▸ TO BE DONE: Transcribe every entry word for word, leaving out all images.
** Start of RECORD SET **
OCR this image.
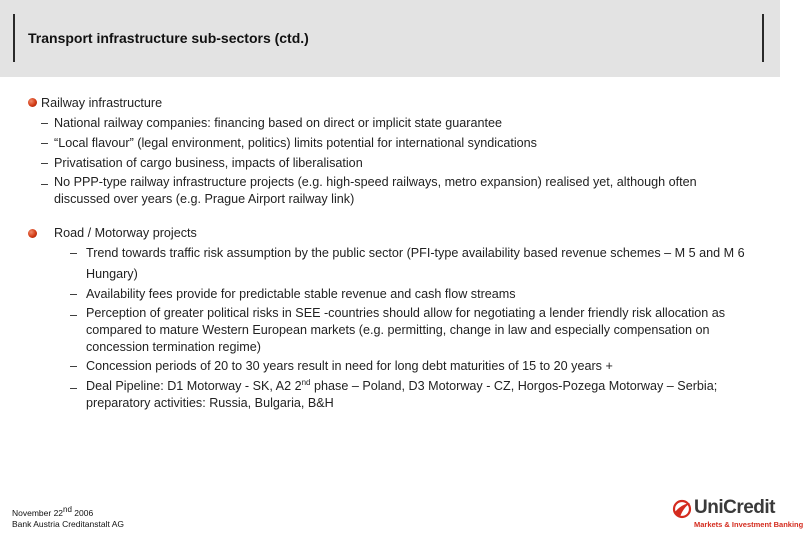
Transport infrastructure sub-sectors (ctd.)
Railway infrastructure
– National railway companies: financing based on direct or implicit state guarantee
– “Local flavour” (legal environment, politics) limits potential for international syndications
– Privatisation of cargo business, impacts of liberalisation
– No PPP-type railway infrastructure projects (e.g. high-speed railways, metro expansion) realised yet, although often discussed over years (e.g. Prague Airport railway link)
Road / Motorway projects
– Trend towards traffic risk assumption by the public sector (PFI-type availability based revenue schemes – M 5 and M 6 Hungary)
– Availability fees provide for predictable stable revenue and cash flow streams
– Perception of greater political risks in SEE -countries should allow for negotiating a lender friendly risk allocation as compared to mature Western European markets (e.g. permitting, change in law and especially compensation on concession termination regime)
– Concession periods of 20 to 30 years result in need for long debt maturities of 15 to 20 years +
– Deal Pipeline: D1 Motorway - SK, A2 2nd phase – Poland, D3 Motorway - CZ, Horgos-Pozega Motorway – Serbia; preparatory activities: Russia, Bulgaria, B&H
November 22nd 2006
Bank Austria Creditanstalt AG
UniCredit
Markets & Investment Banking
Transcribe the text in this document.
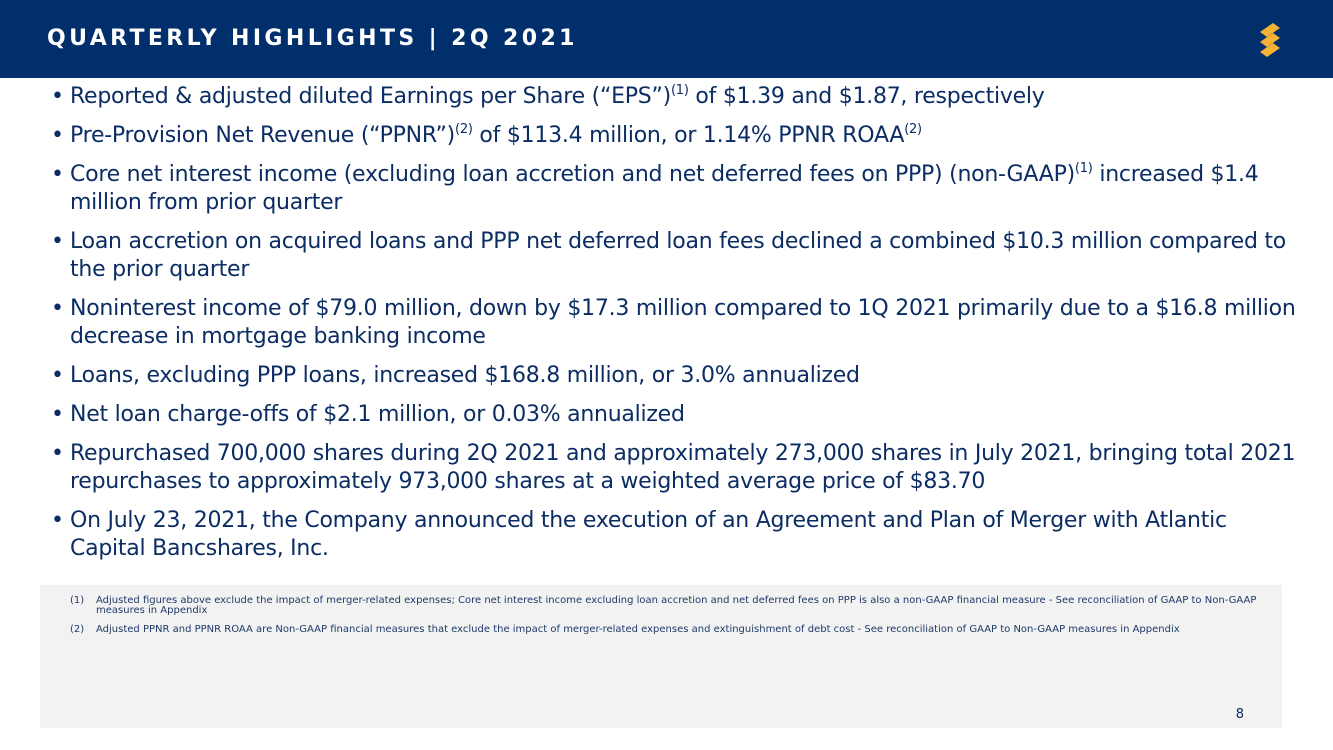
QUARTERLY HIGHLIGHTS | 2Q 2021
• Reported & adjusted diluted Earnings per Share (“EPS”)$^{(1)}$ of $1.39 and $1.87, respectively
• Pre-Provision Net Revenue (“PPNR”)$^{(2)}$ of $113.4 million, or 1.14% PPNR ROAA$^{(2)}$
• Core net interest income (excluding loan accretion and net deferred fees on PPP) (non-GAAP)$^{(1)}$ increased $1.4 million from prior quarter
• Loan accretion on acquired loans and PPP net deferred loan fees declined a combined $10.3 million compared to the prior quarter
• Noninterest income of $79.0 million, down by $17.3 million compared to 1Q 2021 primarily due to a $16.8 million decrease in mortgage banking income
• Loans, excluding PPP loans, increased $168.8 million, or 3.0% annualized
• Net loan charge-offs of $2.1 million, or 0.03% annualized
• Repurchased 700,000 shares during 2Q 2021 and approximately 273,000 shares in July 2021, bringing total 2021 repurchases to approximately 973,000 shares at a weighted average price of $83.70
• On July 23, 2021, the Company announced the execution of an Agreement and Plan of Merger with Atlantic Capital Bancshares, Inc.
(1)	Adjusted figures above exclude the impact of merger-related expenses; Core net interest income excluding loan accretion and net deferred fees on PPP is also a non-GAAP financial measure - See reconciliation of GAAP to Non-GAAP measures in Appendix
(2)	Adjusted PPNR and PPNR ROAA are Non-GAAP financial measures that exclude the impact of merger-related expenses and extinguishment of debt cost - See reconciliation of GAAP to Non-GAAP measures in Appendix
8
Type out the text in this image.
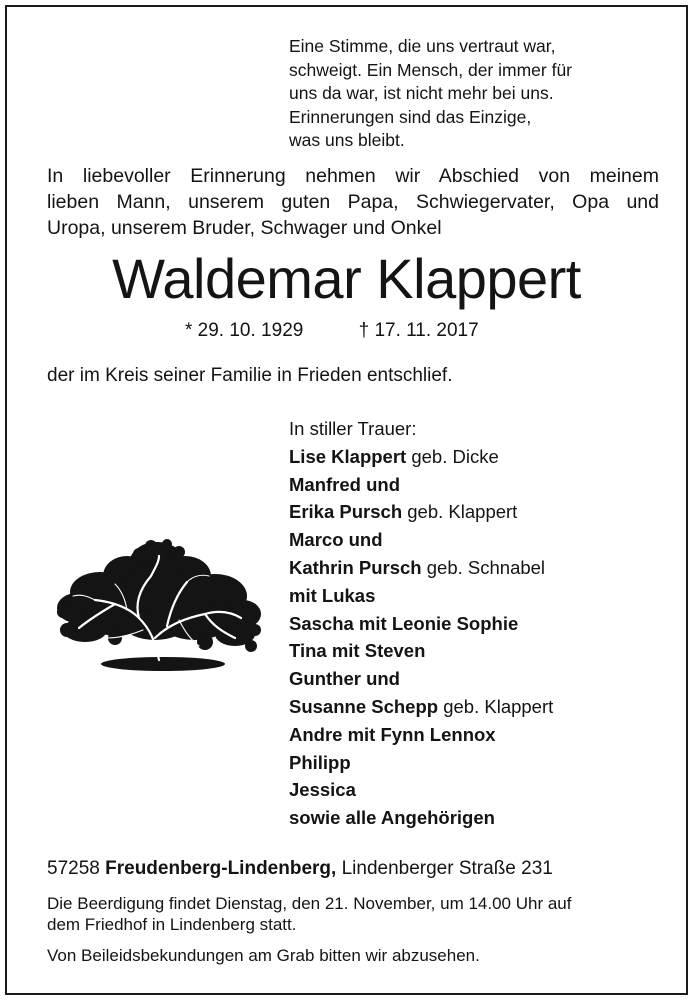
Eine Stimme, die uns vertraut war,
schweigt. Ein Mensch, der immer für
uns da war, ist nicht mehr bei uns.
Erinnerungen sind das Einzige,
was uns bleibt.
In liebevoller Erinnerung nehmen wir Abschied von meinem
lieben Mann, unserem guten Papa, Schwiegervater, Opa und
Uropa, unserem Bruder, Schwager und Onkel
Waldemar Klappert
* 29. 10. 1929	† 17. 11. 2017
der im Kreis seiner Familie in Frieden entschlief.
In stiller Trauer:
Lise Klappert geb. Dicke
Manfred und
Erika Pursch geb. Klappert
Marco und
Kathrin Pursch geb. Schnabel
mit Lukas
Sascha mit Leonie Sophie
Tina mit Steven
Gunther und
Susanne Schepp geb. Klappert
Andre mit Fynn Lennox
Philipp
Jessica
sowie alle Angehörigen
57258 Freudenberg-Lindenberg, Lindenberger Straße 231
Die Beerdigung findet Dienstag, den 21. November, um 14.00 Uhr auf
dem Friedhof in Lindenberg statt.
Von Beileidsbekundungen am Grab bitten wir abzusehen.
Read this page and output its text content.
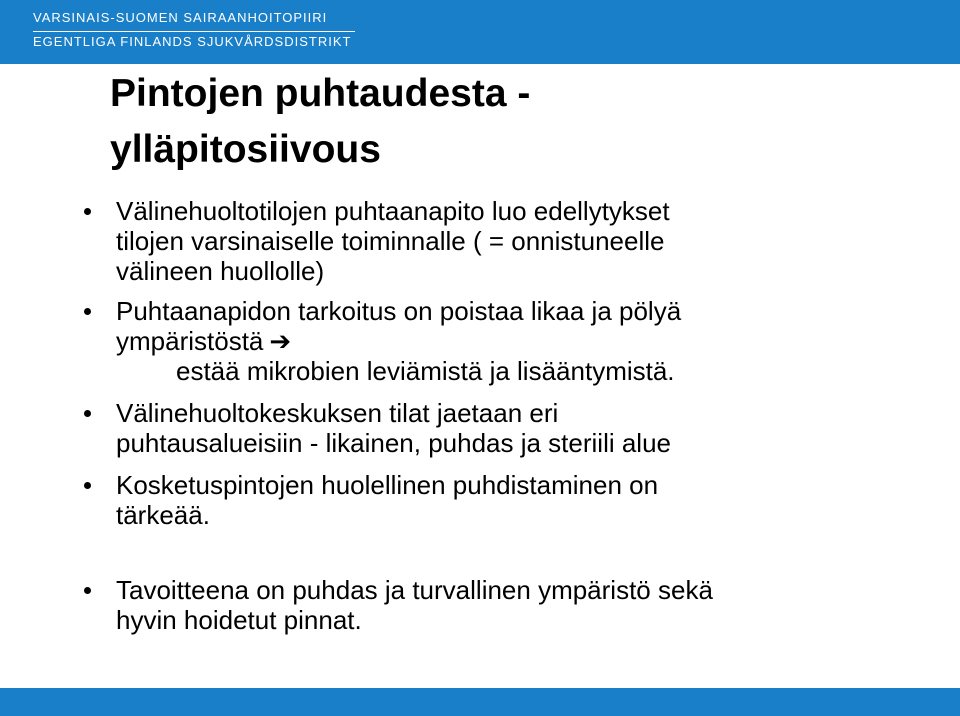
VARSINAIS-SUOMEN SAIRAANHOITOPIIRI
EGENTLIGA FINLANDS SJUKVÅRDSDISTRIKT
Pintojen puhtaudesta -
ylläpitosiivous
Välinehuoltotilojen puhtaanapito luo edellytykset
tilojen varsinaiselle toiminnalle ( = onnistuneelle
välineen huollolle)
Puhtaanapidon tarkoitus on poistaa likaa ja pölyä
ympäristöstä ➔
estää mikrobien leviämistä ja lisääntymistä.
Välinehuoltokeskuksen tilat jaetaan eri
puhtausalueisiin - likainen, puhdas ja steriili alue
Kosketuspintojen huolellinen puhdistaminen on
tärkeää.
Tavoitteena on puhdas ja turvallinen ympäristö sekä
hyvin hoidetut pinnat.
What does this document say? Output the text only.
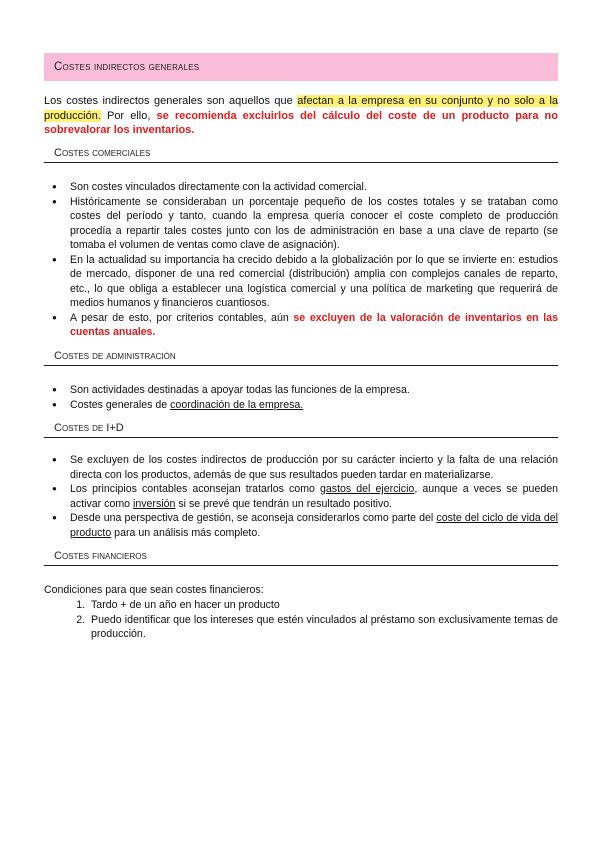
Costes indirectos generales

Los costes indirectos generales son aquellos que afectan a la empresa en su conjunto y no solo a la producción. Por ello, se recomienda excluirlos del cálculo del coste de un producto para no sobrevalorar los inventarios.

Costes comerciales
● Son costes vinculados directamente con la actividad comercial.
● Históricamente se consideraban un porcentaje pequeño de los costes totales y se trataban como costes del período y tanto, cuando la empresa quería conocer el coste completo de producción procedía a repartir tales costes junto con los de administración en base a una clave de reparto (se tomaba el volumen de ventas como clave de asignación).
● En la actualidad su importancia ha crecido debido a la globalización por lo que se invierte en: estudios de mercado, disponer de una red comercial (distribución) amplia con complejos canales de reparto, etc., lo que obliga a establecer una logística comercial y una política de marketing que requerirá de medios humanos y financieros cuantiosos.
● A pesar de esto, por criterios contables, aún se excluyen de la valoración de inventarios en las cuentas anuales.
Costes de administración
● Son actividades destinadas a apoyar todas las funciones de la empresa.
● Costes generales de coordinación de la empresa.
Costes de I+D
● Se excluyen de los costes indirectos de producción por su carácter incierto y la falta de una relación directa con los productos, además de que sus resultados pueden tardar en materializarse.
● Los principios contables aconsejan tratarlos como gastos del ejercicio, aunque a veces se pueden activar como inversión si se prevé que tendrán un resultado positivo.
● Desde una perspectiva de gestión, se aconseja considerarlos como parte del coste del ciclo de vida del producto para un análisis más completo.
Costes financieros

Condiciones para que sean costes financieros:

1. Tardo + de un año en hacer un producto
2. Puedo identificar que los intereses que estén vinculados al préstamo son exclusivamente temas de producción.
** End of RECORD SET **
▸ SOLUTION:
OCR this image.
Transport infrastructure sub-sectors (ctd.)
Railway infrastructure
– National railway companies: financing based on direct or implicit state guarantee
– “Local flavour” (legal environment, politics) limits potential for international syndications
– Privatisation of cargo business, impacts of liberalisation
– No PPP-type railway infrastructure projects (e.g. high-speed railways, metro expansion) realised yet, although often discussed over years (e.g. Prague Airport railway link)
Road / Motorway projects
– Trend towards traffic risk assumption by the public sector (PFI-type availability based revenue schemes – M 5 and M 6 Hungary)
– Availability fees provide for predictable stable revenue and cash flow streams
– Perception of greater political risks in SEE -countries should allow for negotiating a lender friendly risk allocation as compared to mature Western European markets (e.g. permitting, change in law and especially compensation on concession termination regime)
– Concession periods of 20 to 30 years result in need for long debt maturities of 15 to 20 years +
– Deal Pipeline: D1 Motorway - SK, A2 2nd phase – Poland, D3 Motorway - CZ, Horgos-Pozega Motorway – Serbia; preparatory activities: Russia, Bulgaria, B&H
November 22nd 2006
Bank Austria Creditanstalt AG
UniCredit
Markets & Investment Banking
Transcribe the text in this document.
QUARTERLY HIGHLIGHTS | 2Q 2021
• Reported & adjusted diluted Earnings per Share (“EPS”)$^{(1)}$ of $1.39 and $1.87, respectively
• Pre-Provision Net Revenue (“PPNR”)$^{(2)}$ of $113.4 million, or 1.14% PPNR ROAA$^{(2)}$
• Core net interest income (excluding loan accretion and net deferred fees on PPP) (non-GAAP)$^{(1)}$ increased $1.4 million from prior quarter
• Loan accretion on acquired loans and PPP net deferred loan fees declined a combined $10.3 million compared to the prior quarter
• Noninterest income of $79.0 million, down by $17.3 million compared to 1Q 2021 primarily due to a $16.8 million decrease in mortgage banking income
• Loans, excluding PPP loans, increased $168.8 million, or 3.0% annualized
• Net loan charge-offs of $2.1 million, or 0.03% annualized
• Repurchased 700,000 shares during 2Q 2021 and approximately 273,000 shares in July 2021, bringing total 2021 repurchases to approximately 973,000 shares at a weighted average price of $83.70
• On July 23, 2021, the Company announced the execution of an Agreement and Plan of Merger with Atlantic Capital Bancshares, Inc.
(1)	Adjusted figures above exclude the impact of merger-related expenses; Core net interest income excluding loan accretion and net deferred fees on PPP is also a non-GAAP financial measure - See reconciliation of GAAP to Non-GAAP measures in Appendix
(2)	Adjusted PPNR and PPNR ROAA are Non-GAAP financial measures that exclude the impact of merger-related expenses and extinguishment of debt cost - See reconciliation of GAAP to Non-GAAP measures in Appendix
8
Type out the text in this image.
Eine Stimme, die uns vertraut war,
schweigt. Ein Mensch, der immer für
uns da war, ist nicht mehr bei uns.
Erinnerungen sind das Einzige,
was uns bleibt.
In liebevoller Erinnerung nehmen wir Abschied von meinem
lieben Mann, unserem guten Papa, Schwiegervater, Opa und
Uropa, unserem Bruder, Schwager und Onkel
Waldemar Klappert
* 29. 10. 1929	† 17. 11. 2017
der im Kreis seiner Familie in Frieden entschlief.
In stiller Trauer:
Lise Klappert geb. Dicke
Manfred und
Erika Pursch geb. Klappert
Marco und
Kathrin Pursch geb. Schnabel
mit Lukas
Sascha mit Leonie Sophie
Tina mit Steven
Gunther und
Susanne Schepp geb. Klappert
Andre mit Fynn Lennox
Philipp
Jessica
sowie alle Angehörigen
57258 Freudenberg-Lindenberg, Lindenberger Straße 231
Die Beerdigung findet Dienstag, den 21. November, um 14.00 Uhr auf
dem Friedhof in Lindenberg statt.
Von Beileidsbekundungen am Grab bitten wir abzusehen.
Read this page and output its text content.
VARSINAIS-SUOMEN SAIRAANHOITOPIIRI
EGENTLIGA FINLANDS SJUKVÅRDSDISTRIKT
Pintojen puhtaudesta -
ylläpitosiivous
Välinehuoltotilojen puhtaanapito luo edellytykset
tilojen varsinaiselle toiminnalle ( = onnistuneelle
välineen huollolle)
Puhtaanapidon tarkoitus on poistaa likaa ja pölyä
ympäristöstä ➔
estää mikrobien leviämistä ja lisääntymistä.
Välinehuoltokeskuksen tilat jaetaan eri
puhtausalueisiin - likainen, puhdas ja steriili alue
Kosketuspintojen huolellinen puhdistaminen on
tärkeää.
Tavoitteena on puhdas ja turvallinen ympäristö sekä
hyvin hoidetut pinnat.
What does this document say? Output the text only.
Costes indirectos generales

Los costes indirectos generales son aquellos que afectan a la empresa en su conjunto y no solo a la producción. Por ello, se recomienda excluirlos del cálculo del coste de un producto para no sobrevalorar los inventarios.

Costes comerciales
● Son costes vinculados directamente con la actividad comercial.
● Históricamente se consideraban un porcentaje pequeño de los costes totales y se trataban como costes del período y tanto, cuando la empresa quería conocer el coste completo de producción procedía a repartir tales costes junto con los de administración en base a una clave de reparto (se tomaba el volumen de ventas como clave de asignación).
● En la actualidad su importancia ha crecido debido a la globalización por lo que se invierte en: estudios de mercado, disponer de una red comercial (distribución) amplia con complejos canales de reparto, etc., lo que obliga a establecer una logística comercial y una política de marketing que requerirá de medios humanos y financieros cuantiosos.
● A pesar de esto, por criterios contables, aún se excluyen de la valoración de inventarios en las cuentas anuales.
Costes de administración
● Son actividades destinadas a apoyar todas las funciones de la empresa.
● Costes generales de coordinación de la empresa.
Costes de I+D
● Se excluyen de los costes indirectos de producción por su carácter incierto y la falta de una relación directa con los productos, además de que sus resultados pueden tardar en materializarse.
● Los principios contables aconsejan tratarlos como gastos del ejercicio, aunque a veces se pueden activar como inversión si se prevé que tendrán un resultado positivo.
● Desde una perspectiva de gestión, se aconseja considerarlos como parte del coste del ciclo de vida del producto para un análisis más completo.
Costes financieros

Condiciones para que sean costes financieros:

1. Tardo + de un año en hacer un producto
2. Puedo identificar que los intereses que estén vinculados al préstamo son exclusivamente temas de producción.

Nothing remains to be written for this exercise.